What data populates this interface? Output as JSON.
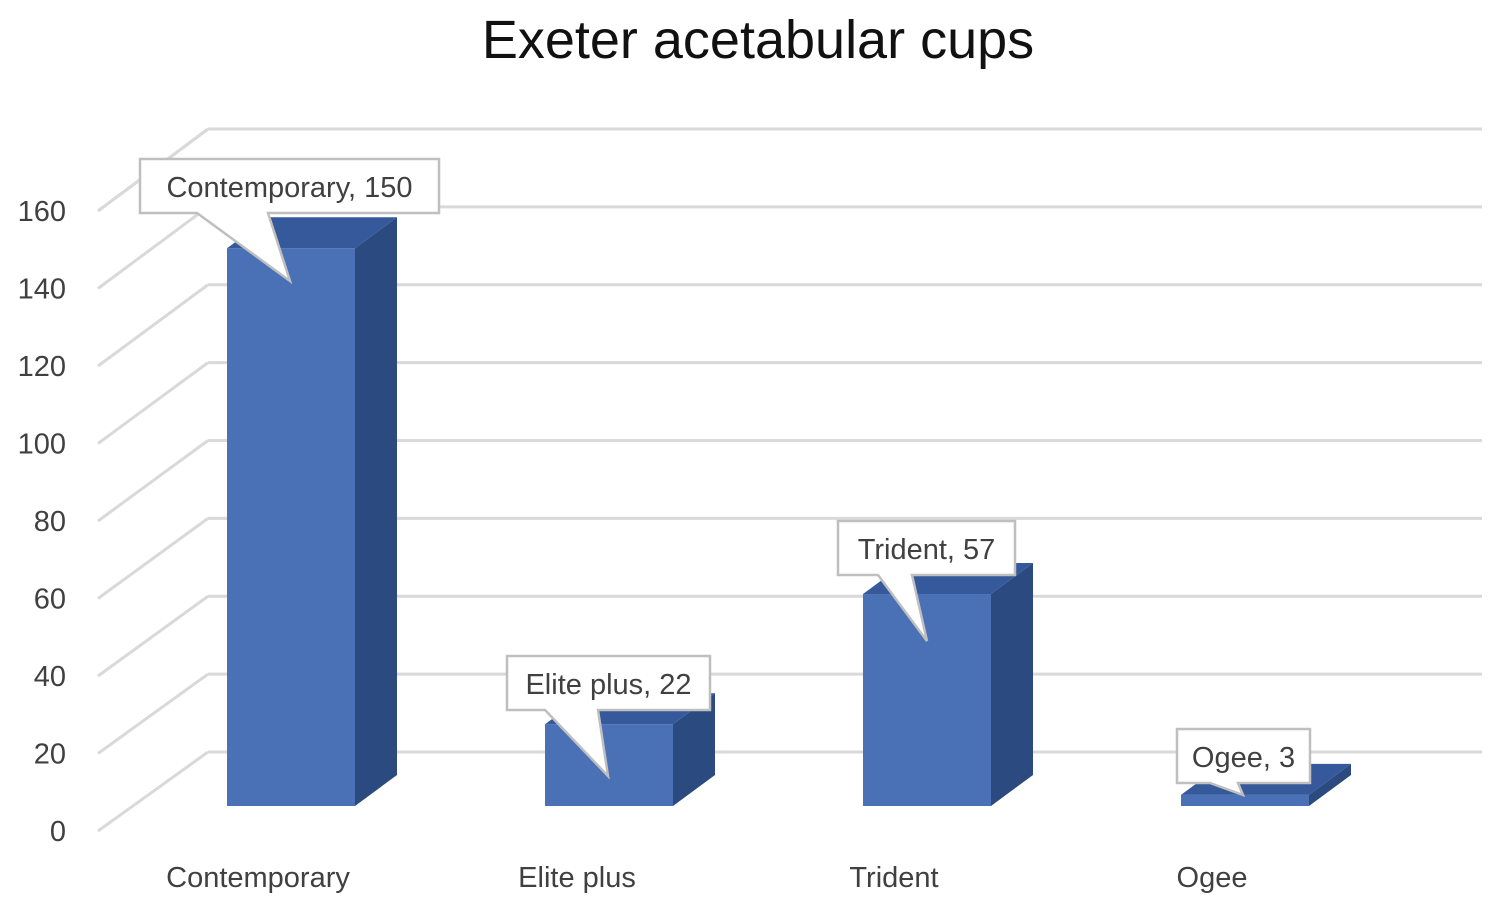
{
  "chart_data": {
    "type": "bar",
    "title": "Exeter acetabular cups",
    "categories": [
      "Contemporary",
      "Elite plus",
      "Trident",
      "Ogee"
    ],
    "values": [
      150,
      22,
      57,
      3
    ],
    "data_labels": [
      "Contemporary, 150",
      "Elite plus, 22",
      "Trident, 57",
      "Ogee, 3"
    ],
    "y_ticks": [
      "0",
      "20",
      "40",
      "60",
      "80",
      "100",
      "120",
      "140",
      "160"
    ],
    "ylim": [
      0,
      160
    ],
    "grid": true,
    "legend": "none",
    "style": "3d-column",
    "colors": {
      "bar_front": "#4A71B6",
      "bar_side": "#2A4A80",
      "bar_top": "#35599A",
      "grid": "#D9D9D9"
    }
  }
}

##############################

## TASK
Pictures are to be left out; all else in the entries above is to be quoted exactly.

## OUTPUT FOR THIS EXERCISE
What data populates this interface? Output as JSON.
{
  "chart_data": {
    "type": "bar",
    "title": "Exeter acetabular cups",
    "categories": [
      "Contemporary",
      "Elite plus",
      "Trident",
      "Ogee"
    ],
    "values": [
      150,
      22,
      57,
      3
    ],
    "data_labels": [
      "Contemporary, 150",
      "Elite plus, 22",
      "Trident, 57",
      "Ogee, 3"
    ],
    "y_ticks": [
      "0",
      "20",
      "40",
      "60",
      "80",
      "100",
      "120",
      "140",
      "160"
    ],
    "ylim": [
      0,
      160
    ],
    "grid": true,
    "legend": "none",
    "style": "3d-column",
    "colors": {
      "bar_front": "#4A71B6",
      "bar_side": "#2A4A80",
      "bar_top": "#35599A",
      "grid": "#D9D9D9"
    }
  }
}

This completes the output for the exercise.